* _PROVIDED MATERIAL_:
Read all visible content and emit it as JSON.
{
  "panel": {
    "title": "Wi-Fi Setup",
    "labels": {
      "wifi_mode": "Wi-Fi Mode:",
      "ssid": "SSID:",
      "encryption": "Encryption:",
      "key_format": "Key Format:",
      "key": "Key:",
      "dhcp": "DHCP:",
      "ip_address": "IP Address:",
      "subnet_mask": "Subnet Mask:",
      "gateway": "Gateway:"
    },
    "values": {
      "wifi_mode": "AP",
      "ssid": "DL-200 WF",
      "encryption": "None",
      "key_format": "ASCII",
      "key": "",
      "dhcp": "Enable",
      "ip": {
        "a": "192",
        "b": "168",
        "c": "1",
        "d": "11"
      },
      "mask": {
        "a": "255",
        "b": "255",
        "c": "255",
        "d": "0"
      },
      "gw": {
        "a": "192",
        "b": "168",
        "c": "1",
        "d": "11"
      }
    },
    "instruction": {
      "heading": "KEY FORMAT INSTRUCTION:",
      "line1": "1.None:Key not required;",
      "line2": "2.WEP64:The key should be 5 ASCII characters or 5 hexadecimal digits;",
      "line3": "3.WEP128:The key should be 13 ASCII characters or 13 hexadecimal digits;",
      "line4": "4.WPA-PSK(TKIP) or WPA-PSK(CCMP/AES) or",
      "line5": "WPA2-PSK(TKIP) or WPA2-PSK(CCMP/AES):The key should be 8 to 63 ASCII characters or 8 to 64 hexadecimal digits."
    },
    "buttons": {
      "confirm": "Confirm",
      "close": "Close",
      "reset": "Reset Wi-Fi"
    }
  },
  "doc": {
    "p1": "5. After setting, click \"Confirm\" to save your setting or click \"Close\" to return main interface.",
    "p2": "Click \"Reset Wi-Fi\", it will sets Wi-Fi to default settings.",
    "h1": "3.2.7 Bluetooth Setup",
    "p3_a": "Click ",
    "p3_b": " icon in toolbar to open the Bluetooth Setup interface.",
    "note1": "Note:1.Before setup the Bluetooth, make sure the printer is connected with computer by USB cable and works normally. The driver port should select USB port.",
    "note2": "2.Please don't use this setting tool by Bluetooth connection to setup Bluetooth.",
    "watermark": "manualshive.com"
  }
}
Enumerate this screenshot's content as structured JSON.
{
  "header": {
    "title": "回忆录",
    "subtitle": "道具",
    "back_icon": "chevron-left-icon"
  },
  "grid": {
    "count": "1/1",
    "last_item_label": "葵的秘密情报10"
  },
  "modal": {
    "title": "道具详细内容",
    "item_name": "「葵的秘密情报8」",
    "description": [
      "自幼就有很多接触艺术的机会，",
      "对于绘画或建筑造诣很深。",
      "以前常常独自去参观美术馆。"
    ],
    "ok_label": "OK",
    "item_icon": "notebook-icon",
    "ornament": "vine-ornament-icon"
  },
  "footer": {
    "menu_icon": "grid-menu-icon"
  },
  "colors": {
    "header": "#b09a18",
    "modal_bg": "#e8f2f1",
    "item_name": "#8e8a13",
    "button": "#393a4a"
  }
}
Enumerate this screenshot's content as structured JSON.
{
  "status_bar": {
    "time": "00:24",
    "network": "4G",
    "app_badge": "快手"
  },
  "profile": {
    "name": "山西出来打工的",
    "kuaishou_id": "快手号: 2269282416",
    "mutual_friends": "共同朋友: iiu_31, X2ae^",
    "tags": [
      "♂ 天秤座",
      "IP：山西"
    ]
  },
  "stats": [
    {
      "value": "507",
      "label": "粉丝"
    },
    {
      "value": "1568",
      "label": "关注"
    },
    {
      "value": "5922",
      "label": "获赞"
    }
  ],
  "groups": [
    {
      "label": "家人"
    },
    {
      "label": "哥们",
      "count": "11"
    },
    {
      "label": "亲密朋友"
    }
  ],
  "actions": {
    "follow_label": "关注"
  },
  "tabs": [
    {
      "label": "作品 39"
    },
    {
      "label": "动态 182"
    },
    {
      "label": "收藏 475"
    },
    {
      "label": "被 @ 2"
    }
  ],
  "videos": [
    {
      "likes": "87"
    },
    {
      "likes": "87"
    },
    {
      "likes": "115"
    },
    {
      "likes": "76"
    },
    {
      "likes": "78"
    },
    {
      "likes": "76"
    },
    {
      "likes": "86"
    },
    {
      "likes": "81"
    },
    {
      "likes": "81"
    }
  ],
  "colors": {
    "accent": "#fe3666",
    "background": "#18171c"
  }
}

* _THE PROBLEM_:
Pull out all lines from the listing that contain the string "should".

* _EXERCISE RESPONSE_:
      "line2": "2.WEP64:The key should be 5 ASCII characters or 5 hexadecimal digits;",
      "line3": "3.WEP128:The key should be 13 ASCII characters or 13 hexadecimal digits;",
      "line5": "WPA2-PSK(TKIP) or WPA2-PSK(CCMP/AES):The key should be 8 to 63 ASCII characters or 8 to 64 hexadecimal digits."
    "note1": "Note:1.Before setup the Bluetooth, make sure the printer is connected with computer by USB cable and works normally. The driver port should select USB port.",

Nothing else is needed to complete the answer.